Supplied entries: Begin
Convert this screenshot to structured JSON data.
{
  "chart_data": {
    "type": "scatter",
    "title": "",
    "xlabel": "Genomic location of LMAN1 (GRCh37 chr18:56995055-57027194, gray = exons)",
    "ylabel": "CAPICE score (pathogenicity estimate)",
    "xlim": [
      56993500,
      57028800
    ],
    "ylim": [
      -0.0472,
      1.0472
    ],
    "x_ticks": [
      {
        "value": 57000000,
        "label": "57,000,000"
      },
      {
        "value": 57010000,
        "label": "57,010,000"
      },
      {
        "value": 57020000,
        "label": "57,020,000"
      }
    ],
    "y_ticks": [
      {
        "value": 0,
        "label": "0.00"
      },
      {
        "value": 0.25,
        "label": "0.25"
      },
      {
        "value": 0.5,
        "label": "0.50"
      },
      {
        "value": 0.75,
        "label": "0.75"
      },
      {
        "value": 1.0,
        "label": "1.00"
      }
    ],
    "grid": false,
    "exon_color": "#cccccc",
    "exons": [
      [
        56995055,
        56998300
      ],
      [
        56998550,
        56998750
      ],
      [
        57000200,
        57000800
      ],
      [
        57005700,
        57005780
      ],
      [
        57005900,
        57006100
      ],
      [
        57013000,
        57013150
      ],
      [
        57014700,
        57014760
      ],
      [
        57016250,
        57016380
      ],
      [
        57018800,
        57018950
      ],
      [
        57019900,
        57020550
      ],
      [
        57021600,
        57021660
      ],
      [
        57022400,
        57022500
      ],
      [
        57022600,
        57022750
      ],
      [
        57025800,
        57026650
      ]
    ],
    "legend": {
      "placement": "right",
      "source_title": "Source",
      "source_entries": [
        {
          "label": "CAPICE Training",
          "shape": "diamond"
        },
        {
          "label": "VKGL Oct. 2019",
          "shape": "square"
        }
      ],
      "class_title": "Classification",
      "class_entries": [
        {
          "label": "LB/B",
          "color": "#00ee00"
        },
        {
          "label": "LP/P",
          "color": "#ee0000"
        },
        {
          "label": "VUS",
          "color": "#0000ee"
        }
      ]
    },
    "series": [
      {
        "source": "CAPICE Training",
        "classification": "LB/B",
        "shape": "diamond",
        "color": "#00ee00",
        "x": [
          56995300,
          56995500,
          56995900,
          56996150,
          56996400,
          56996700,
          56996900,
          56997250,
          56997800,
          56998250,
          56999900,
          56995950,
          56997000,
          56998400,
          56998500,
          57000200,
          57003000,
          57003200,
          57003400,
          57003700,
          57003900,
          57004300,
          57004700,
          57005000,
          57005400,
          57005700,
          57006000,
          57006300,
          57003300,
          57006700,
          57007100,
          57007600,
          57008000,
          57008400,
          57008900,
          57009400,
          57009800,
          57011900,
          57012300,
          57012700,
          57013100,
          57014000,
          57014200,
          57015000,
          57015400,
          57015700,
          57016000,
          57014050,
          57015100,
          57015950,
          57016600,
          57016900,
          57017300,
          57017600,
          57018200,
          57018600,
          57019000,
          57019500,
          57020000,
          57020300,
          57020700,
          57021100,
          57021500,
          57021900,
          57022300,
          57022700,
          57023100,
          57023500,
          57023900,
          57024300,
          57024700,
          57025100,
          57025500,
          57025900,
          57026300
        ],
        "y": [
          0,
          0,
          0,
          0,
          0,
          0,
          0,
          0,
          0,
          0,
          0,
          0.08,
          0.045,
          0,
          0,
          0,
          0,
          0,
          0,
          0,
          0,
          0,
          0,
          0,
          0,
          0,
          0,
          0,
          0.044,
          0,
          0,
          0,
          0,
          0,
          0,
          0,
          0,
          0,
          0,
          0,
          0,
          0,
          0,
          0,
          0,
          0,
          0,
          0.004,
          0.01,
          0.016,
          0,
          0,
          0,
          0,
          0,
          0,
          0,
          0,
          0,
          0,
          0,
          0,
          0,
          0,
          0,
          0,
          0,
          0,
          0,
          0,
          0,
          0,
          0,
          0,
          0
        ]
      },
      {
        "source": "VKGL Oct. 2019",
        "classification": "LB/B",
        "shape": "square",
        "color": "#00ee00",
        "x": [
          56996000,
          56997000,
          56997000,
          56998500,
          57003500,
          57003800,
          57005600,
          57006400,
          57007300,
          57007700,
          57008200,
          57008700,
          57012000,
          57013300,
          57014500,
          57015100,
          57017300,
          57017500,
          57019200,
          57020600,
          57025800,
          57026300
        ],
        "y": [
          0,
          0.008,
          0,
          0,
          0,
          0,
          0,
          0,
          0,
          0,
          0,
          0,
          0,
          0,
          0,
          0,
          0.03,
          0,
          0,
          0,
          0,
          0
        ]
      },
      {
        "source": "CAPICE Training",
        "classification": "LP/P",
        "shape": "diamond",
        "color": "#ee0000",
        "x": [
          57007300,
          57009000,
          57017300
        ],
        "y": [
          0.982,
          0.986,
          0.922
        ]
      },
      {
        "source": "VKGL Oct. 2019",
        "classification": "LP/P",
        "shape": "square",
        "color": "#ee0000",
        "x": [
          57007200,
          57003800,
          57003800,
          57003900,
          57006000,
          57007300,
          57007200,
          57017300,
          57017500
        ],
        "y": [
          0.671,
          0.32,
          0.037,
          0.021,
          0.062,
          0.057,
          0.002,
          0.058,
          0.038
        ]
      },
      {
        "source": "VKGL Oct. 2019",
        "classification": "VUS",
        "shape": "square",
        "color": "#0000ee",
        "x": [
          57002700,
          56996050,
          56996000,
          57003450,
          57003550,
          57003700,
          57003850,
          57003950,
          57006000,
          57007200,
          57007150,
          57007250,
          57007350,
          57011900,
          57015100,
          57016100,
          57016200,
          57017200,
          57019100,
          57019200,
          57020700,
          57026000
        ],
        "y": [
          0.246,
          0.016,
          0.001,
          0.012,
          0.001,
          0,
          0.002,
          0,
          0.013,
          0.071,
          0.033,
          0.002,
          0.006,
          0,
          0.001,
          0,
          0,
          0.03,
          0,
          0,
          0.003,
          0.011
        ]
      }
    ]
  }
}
Supplied entries: End
● What you are asked to do: Transcribe all of the lines in the records precisely.

● The answer:
Convert this screenshot to structured JSON data.
{
  "chart_data": {
    "type": "scatter",
    "title": "",
    "xlabel": "Genomic location of LMAN1 (GRCh37 chr18:56995055-57027194, gray = exons)",
    "ylabel": "CAPICE score (pathogenicity estimate)",
    "xlim": [
      56993500,
      57028800
    ],
    "ylim": [
      -0.0472,
      1.0472
    ],
    "x_ticks": [
      {
        "value": 57000000,
        "label": "57,000,000"
      },
      {
        "value": 57010000,
        "label": "57,010,000"
      },
      {
        "value": 57020000,
        "label": "57,020,000"
      }
    ],
    "y_ticks": [
      {
        "value": 0,
        "label": "0.00"
      },
      {
        "value": 0.25,
        "label": "0.25"
      },
      {
        "value": 0.5,
        "label": "0.50"
      },
      {
        "value": 0.75,
        "label": "0.75"
      },
      {
        "value": 1.0,
        "label": "1.00"
      }
    ],
    "grid": false,
    "exon_color": "#cccccc",
    "exons": [
      [
        56995055,
        56998300
      ],
      [
        56998550,
        56998750
      ],
      [
        57000200,
        57000800
      ],
      [
        57005700,
        57005780
      ],
      [
        57005900,
        57006100
      ],
      [
        57013000,
        57013150
      ],
      [
        57014700,
        57014760
      ],
      [
        57016250,
        57016380
      ],
      [
        57018800,
        57018950
      ],
      [
        57019900,
        57020550
      ],
      [
        57021600,
        57021660
      ],
      [
        57022400,
        57022500
      ],
      [
        57022600,
        57022750
      ],
      [
        57025800,
        57026650
      ]
    ],
    "legend": {
      "placement": "right",
      "source_title": "Source",
      "source_entries": [
        {
          "label": "CAPICE Training",
          "shape": "diamond"
        },
        {
          "label": "VKGL Oct. 2019",
          "shape": "square"
        }
      ],
      "class_title": "Classification",
      "class_entries": [
        {
          "label": "LB/B",
          "color": "#00ee00"
        },
        {
          "label": "LP/P",
          "color": "#ee0000"
        },
        {
          "label": "VUS",
          "color": "#0000ee"
        }
      ]
    },
    "series": [
      {
        "source": "CAPICE Training",
        "classification": "LB/B",
        "shape": "diamond",
        "color": "#00ee00",
        "x": [
          56995300,
          56995500,
          56995900,
          56996150,
          56996400,
          56996700,
          56996900,
          56997250,
          56997800,
          56998250,
          56999900,
          56995950,
          56997000,
          56998400,
          56998500,
          57000200,
          57003000,
          57003200,
          57003400,
          57003700,
          57003900,
          57004300,
          57004700,
          57005000,
          57005400,
          57005700,
          57006000,
          57006300,
          57003300,
          57006700,
          57007100,
          57007600,
          57008000,
          57008400,
          57008900,
          57009400,
          57009800,
          57011900,
          57012300,
          57012700,
          57013100,
          57014000,
          57014200,
          57015000,
          57015400,
          57015700,
          57016000,
          57014050,
          57015100,
          57015950,
          57016600,
          57016900,
          57017300,
          57017600,
          57018200,
          57018600,
          57019000,
          57019500,
          57020000,
          57020300,
          57020700,
          57021100,
          57021500,
          57021900,
          57022300,
          57022700,
          57023100,
          57023500,
          57023900,
          57024300,
          57024700,
          57025100,
          57025500,
          57025900,
          57026300
        ],
        "y": [
          0,
          0,
          0,
          0,
          0,
          0,
          0,
          0,
          0,
          0,
          0,
          0.08,
          0.045,
          0,
          0,
          0,
          0,
          0,
          0,
          0,
          0,
          0,
          0,
          0,
          0,
          0,
          0,
          0,
          0.044,
          0,
          0,
          0,
          0,
          0,
          0,
          0,
          0,
          0,
          0,
          0,
          0,
          0,
          0,
          0,
          0,
          0,
          0,
          0.004,
          0.01,
          0.016,
          0,
          0,
          0,
          0,
          0,
          0,
          0,
          0,
          0,
          0,
          0,
          0,
          0,
          0,
          0,
          0,
          0,
          0,
          0,
          0,
          0,
          0,
          0,
          0,
          0
        ]
      },
      {
        "source": "VKGL Oct. 2019",
        "classification": "LB/B",
        "shape": "square",
        "color": "#00ee00",
        "x": [
          56996000,
          56997000,
          56997000,
          56998500,
          57003500,
          57003800,
          57005600,
          57006400,
          57007300,
          57007700,
          57008200,
          57008700,
          57012000,
          57013300,
          57014500,
          57015100,
          57017300,
          57017500,
          57019200,
          57020600,
          57025800,
          57026300
        ],
        "y": [
          0,
          0.008,
          0,
          0,
          0,
          0,
          0,
          0,
          0,
          0,
          0,
          0,
          0,
          0,
          0,
          0,
          0.03,
          0,
          0,
          0,
          0,
          0
        ]
      },
      {
        "source": "CAPICE Training",
        "classification": "LP/P",
        "shape": "diamond",
        "color": "#ee0000",
        "x": [
          57007300,
          57009000,
          57017300
        ],
        "y": [
          0.982,
          0.986,
          0.922
        ]
      },
      {
        "source": "VKGL Oct. 2019",
        "classification": "LP/P",
        "shape": "square",
        "color": "#ee0000",
        "x": [
          57007200,
          57003800,
          57003800,
          57003900,
          57006000,
          57007300,
          57007200,
          57017300,
          57017500
        ],
        "y": [
          0.671,
          0.32,
          0.037,
          0.021,
          0.062,
          0.057,
          0.002,
          0.058,
          0.038
        ]
      },
      {
        "source": "VKGL Oct. 2019",
        "classification": "VUS",
        "shape": "square",
        "color": "#0000ee",
        "x": [
          57002700,
          56996050,
          56996000,
          57003450,
          57003550,
          57003700,
          57003850,
          57003950,
          57006000,
          57007200,
          57007150,
          57007250,
          57007350,
          57011900,
          57015100,
          57016100,
          57016200,
          57017200,
          57019100,
          57019200,
          57020700,
          57026000
        ],
        "y": [
          0.246,
          0.016,
          0.001,
          0.012,
          0.001,
          0,
          0.002,
          0,
          0.013,
          0.071,
          0.033,
          0.002,
          0.006,
          0,
          0.001,
          0,
          0,
          0.03,
          0,
          0,
          0.003,
          0.011
        ]
      }
    ]
  }
}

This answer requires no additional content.